__WHAT TO WORK ON__
Output the lines of the records from the one containing "Convert this document image to plain text." through the last, both ends included. Leave pictures out.

__SOURCE RECORDS__

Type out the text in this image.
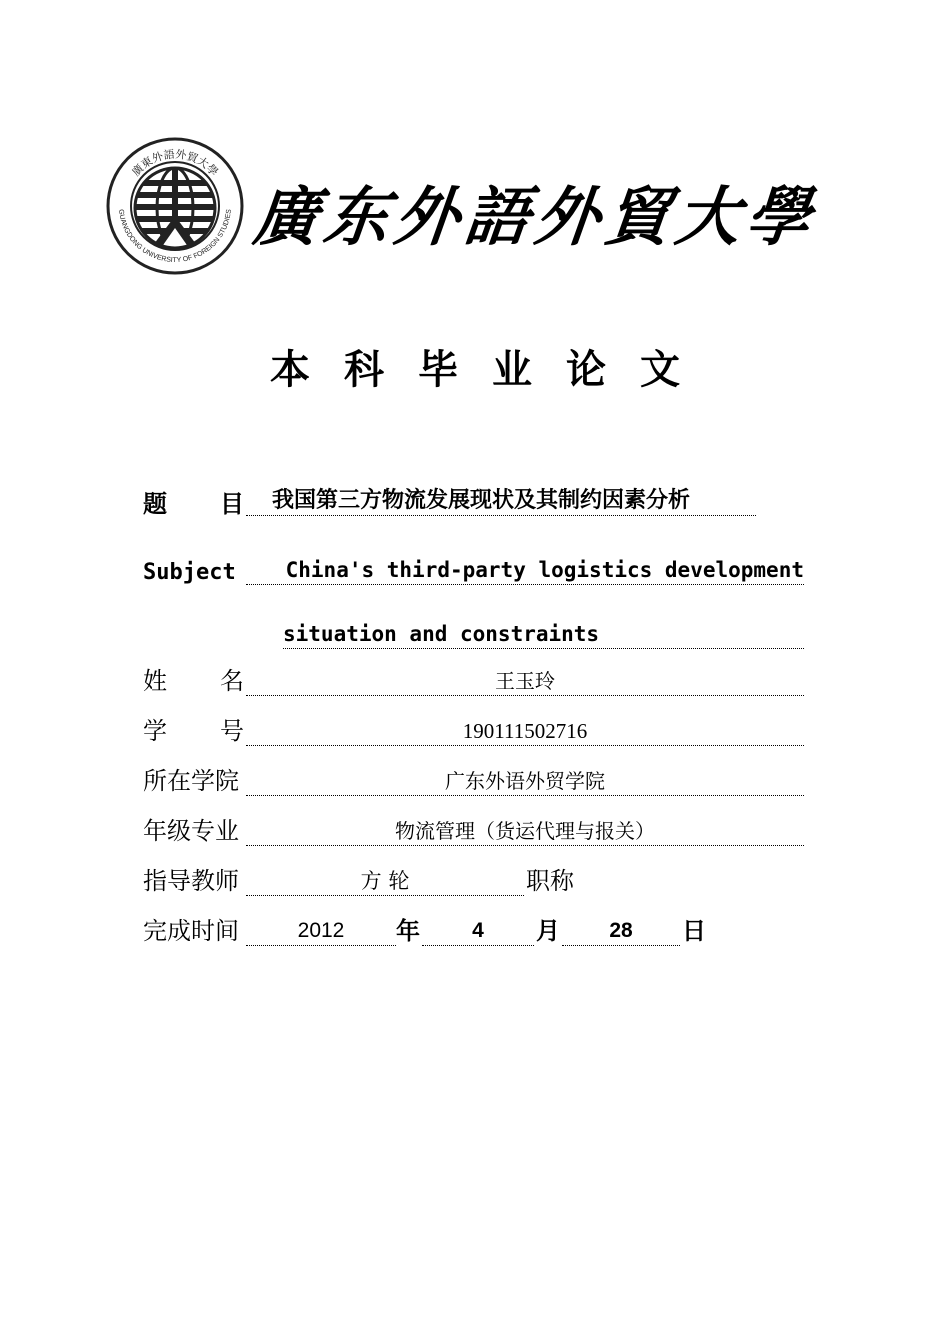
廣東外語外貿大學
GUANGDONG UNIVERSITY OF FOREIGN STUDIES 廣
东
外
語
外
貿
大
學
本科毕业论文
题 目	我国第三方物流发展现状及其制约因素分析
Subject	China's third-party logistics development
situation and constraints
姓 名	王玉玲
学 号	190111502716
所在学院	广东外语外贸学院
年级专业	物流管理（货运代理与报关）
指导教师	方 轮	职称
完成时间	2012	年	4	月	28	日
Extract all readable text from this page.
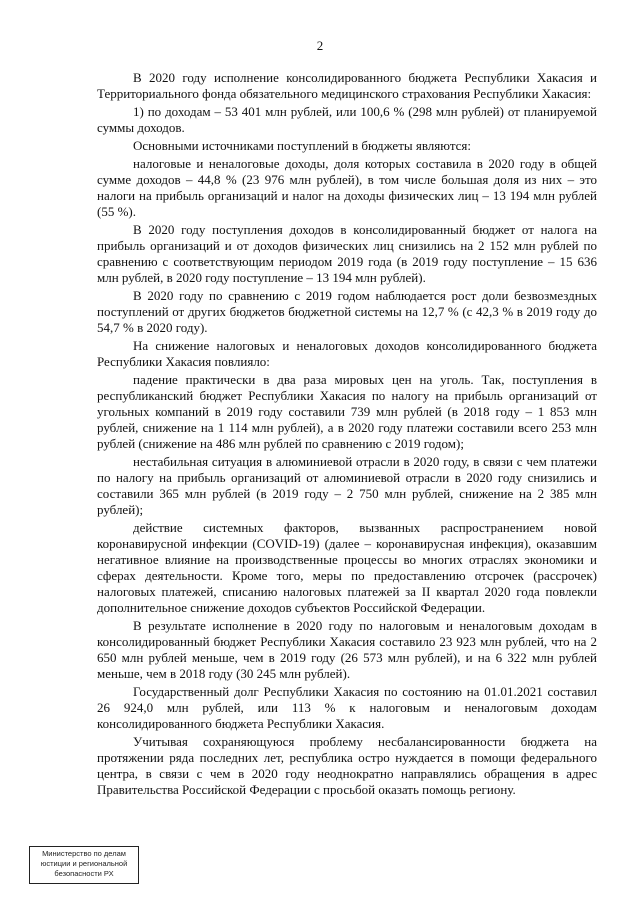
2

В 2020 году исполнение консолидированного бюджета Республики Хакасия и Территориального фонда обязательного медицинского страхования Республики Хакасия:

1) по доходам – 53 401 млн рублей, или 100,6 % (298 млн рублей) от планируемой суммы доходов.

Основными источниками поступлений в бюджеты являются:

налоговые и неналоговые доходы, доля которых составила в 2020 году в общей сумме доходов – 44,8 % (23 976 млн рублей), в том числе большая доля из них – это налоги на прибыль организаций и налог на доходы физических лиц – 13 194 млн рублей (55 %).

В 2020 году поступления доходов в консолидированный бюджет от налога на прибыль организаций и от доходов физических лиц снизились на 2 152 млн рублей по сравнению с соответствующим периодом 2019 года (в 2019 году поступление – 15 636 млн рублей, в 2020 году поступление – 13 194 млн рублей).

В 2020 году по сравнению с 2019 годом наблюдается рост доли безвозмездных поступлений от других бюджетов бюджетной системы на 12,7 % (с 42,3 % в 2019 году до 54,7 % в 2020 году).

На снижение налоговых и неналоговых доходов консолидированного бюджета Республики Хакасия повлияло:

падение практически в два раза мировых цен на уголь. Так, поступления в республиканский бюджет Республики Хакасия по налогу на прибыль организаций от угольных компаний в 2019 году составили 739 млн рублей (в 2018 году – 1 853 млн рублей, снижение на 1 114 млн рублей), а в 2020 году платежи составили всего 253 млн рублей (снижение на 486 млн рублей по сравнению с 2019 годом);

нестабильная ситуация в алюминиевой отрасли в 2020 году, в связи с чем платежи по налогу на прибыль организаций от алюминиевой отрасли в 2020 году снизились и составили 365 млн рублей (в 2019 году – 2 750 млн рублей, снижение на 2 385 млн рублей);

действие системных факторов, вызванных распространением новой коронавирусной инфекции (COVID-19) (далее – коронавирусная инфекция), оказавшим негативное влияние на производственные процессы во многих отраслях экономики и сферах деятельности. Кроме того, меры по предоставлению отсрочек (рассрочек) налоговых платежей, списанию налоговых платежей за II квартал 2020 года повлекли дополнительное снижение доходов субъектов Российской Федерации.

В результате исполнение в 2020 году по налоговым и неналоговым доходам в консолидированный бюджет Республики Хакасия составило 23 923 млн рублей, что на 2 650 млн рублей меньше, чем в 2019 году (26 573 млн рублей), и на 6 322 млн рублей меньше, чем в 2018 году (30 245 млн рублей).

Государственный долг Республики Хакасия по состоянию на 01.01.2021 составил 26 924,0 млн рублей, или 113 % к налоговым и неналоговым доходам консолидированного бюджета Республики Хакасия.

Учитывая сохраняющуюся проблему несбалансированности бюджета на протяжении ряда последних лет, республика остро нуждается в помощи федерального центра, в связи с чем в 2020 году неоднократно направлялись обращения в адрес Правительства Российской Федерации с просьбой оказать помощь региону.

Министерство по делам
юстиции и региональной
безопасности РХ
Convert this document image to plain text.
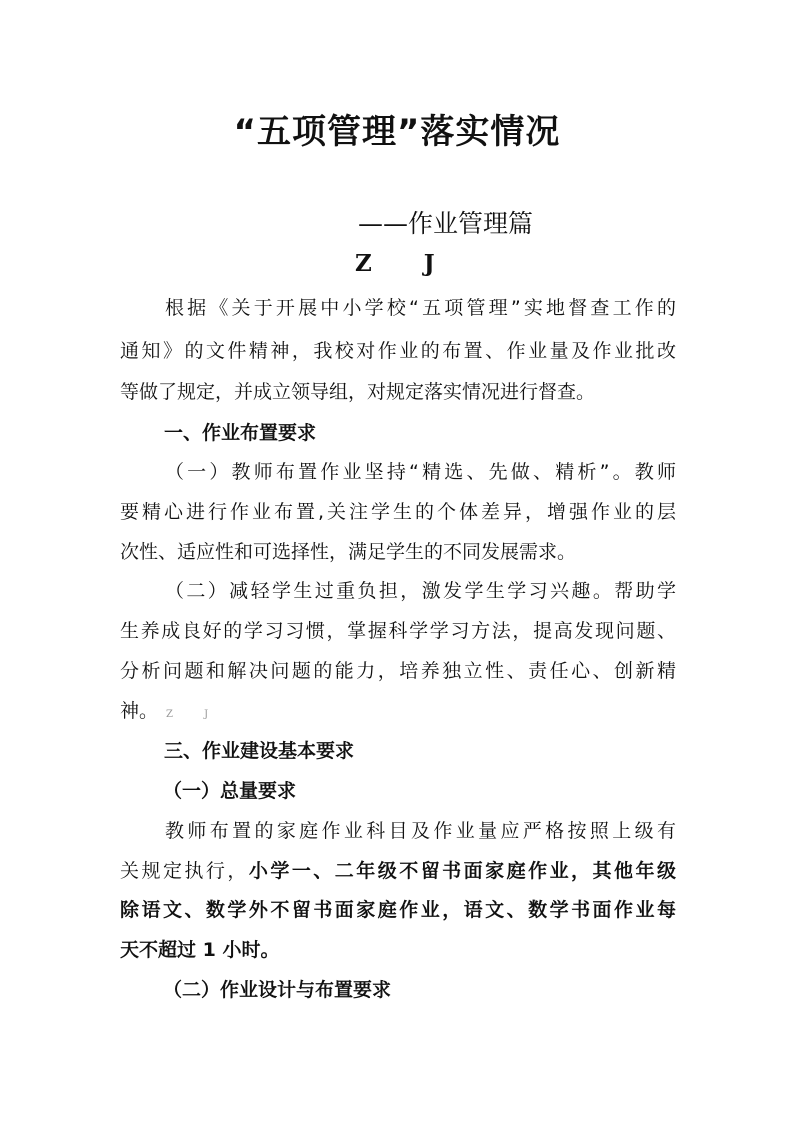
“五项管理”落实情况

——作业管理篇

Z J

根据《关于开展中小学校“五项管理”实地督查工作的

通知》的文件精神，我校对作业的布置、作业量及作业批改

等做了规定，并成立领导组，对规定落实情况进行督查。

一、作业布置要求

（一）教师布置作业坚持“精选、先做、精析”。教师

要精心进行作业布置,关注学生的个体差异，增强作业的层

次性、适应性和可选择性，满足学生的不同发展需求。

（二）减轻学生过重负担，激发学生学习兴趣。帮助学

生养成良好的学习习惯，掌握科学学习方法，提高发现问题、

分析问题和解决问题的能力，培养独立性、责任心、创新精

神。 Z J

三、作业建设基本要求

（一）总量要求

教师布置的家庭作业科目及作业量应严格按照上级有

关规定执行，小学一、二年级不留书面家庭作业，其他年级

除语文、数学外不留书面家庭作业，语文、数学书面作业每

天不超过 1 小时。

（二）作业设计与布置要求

__SOLUTION__
Convert this document image to plain text.
“五项管理”落实情况

——作业管理篇

Z J

根据《关于开展中小学校“五项管理”实地督查工作的

通知》的文件精神，我校对作业的布置、作业量及作业批改

等做了规定，并成立领导组，对规定落实情况进行督查。

一、作业布置要求

（一）教师布置作业坚持“精选、先做、精析”。教师

要精心进行作业布置,关注学生的个体差异，增强作业的层

次性、适应性和可选择性，满足学生的不同发展需求。

（二）减轻学生过重负担，激发学生学习兴趣。帮助学

生养成良好的学习习惯，掌握科学学习方法，提高发现问题、

分析问题和解决问题的能力，培养独立性、责任心、创新精

神。 Z J

三、作业建设基本要求

（一）总量要求

教师布置的家庭作业科目及作业量应严格按照上级有

关规定执行，小学一、二年级不留书面家庭作业，其他年级

除语文、数学外不留书面家庭作业，语文、数学书面作业每

天不超过 1 小时。

（二）作业设计与布置要求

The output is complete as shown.